··· Given entries

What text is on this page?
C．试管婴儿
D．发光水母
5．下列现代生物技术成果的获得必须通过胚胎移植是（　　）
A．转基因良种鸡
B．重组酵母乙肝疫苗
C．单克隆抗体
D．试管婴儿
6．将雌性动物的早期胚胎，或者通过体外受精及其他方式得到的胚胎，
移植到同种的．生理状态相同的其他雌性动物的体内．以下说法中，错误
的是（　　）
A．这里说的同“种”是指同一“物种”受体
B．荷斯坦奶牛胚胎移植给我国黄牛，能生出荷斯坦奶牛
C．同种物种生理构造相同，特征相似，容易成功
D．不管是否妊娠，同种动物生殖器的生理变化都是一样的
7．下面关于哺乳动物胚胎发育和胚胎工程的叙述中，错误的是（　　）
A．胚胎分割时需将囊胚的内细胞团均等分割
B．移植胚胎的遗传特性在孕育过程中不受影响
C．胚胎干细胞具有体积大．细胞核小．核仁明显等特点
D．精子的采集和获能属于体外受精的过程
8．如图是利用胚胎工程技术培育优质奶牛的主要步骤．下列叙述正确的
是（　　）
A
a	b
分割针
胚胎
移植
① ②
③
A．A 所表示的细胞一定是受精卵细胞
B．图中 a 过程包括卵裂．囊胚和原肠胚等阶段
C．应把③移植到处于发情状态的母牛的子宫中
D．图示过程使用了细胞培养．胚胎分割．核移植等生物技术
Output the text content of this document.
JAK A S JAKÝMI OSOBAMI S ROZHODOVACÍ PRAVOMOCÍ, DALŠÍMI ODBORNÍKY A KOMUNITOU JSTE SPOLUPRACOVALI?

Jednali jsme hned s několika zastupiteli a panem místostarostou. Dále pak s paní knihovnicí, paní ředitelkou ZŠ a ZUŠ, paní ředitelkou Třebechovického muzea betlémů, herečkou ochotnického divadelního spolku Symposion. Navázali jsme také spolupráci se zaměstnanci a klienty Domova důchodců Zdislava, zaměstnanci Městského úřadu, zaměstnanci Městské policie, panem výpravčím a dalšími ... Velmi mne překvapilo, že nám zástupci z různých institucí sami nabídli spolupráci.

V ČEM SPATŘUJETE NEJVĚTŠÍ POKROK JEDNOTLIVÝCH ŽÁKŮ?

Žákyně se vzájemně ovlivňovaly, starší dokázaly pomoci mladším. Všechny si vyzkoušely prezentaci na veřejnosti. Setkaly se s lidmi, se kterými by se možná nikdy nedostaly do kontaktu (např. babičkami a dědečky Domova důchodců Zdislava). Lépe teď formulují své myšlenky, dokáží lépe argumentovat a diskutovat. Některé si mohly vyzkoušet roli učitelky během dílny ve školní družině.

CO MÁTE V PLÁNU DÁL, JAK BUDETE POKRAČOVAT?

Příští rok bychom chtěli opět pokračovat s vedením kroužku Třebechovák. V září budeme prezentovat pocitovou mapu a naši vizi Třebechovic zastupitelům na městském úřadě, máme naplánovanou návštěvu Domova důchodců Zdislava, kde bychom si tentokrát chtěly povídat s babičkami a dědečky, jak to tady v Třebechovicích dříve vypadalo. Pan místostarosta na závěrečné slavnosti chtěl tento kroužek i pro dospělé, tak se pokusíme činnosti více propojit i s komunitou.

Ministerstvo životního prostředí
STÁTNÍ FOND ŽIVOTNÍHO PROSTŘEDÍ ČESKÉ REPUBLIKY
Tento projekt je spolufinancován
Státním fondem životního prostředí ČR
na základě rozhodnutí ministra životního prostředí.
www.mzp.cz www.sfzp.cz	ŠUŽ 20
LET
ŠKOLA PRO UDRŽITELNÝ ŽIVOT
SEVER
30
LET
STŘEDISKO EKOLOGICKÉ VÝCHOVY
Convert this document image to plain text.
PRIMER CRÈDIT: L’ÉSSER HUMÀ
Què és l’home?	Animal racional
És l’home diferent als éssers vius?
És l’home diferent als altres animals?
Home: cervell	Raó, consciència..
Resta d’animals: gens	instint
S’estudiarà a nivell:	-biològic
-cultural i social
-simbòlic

······

| Description of the task |
Output the full listing exactly as it stands.

| Problem solution |
What text is on this page?
C．试管婴儿
D．发光水母
5．下列现代生物技术成果的获得必须通过胚胎移植是（　　）
A．转基因良种鸡
B．重组酵母乙肝疫苗
C．单克隆抗体
D．试管婴儿
6．将雌性动物的早期胚胎，或者通过体外受精及其他方式得到的胚胎，
移植到同种的．生理状态相同的其他雌性动物的体内．以下说法中，错误
的是（　　）
A．这里说的同“种”是指同一“物种”受体
B．荷斯坦奶牛胚胎移植给我国黄牛，能生出荷斯坦奶牛
C．同种物种生理构造相同，特征相似，容易成功
D．不管是否妊娠，同种动物生殖器的生理变化都是一样的
7．下面关于哺乳动物胚胎发育和胚胎工程的叙述中，错误的是（　　）
A．胚胎分割时需将囊胚的内细胞团均等分割
B．移植胚胎的遗传特性在孕育过程中不受影响
C．胚胎干细胞具有体积大．细胞核小．核仁明显等特点
D．精子的采集和获能属于体外受精的过程
8．如图是利用胚胎工程技术培育优质奶牛的主要步骤．下列叙述正确的
是（　　）
A
a	b
分割针
胚胎
移植
① ②
③
A．A 所表示的细胞一定是受精卵细胞
B．图中 a 过程包括卵裂．囊胚和原肠胚等阶段
C．应把③移植到处于发情状态的母牛的子宫中
D．图示过程使用了细胞培养．胚胎分割．核移植等生物技术
Output the text content of this document.
JAK A S JAKÝMI OSOBAMI S ROZHODOVACÍ PRAVOMOCÍ, DALŠÍMI ODBORNÍKY A KOMUNITOU JSTE SPOLUPRACOVALI?

Jednali jsme hned s několika zastupiteli a panem místostarostou. Dále pak s paní knihovnicí, paní ředitelkou ZŠ a ZUŠ, paní ředitelkou Třebechovického muzea betlémů, herečkou ochotnického divadelního spolku Symposion. Navázali jsme také spolupráci se zaměstnanci a klienty Domova důchodců Zdislava, zaměstnanci Městského úřadu, zaměstnanci Městské policie, panem výpravčím a dalšími ... Velmi mne překvapilo, že nám zástupci z různých institucí sami nabídli spolupráci.

V ČEM SPATŘUJETE NEJVĚTŠÍ POKROK JEDNOTLIVÝCH ŽÁKŮ?

Žákyně se vzájemně ovlivňovaly, starší dokázaly pomoci mladším. Všechny si vyzkoušely prezentaci na veřejnosti. Setkaly se s lidmi, se kterými by se možná nikdy nedostaly do kontaktu (např. babičkami a dědečky Domova důchodců Zdislava). Lépe teď formulují své myšlenky, dokáží lépe argumentovat a diskutovat. Některé si mohly vyzkoušet roli učitelky během dílny ve školní družině.

CO MÁTE V PLÁNU DÁL, JAK BUDETE POKRAČOVAT?

Příští rok bychom chtěli opět pokračovat s vedením kroužku Třebechovák. V září budeme prezentovat pocitovou mapu a naši vizi Třebechovic zastupitelům na městském úřadě, máme naplánovanou návštěvu Domova důchodců Zdislava, kde bychom si tentokrát chtěly povídat s babičkami a dědečky, jak to tady v Třebechovicích dříve vypadalo. Pan místostarosta na závěrečné slavnosti chtěl tento kroužek i pro dospělé, tak se pokusíme činnosti více propojit i s komunitou.

Ministerstvo životního prostředí
STÁTNÍ FOND ŽIVOTNÍHO PROSTŘEDÍ ČESKÉ REPUBLIKY
Tento projekt je spolufinancován
Státním fondem životního prostředí ČR
na základě rozhodnutí ministra životního prostředí.
www.mzp.cz www.sfzp.cz	ŠUŽ 20
LET
ŠKOLA PRO UDRŽITELNÝ ŽIVOT
SEVER
30
LET
STŘEDISKO EKOLOGICKÉ VÝCHOVY
Convert this document image to plain text.
PRIMER CRÈDIT: L’ÉSSER HUMÀ
Què és l’home?	Animal racional
És l’home diferent als éssers vius?
És l’home diferent als altres animals?
Home: cervell	Raó, consciència..
Resta d’animals: gens	instint
S’estudiarà a nivell:	-biològic
-cultural i social
-simbòlic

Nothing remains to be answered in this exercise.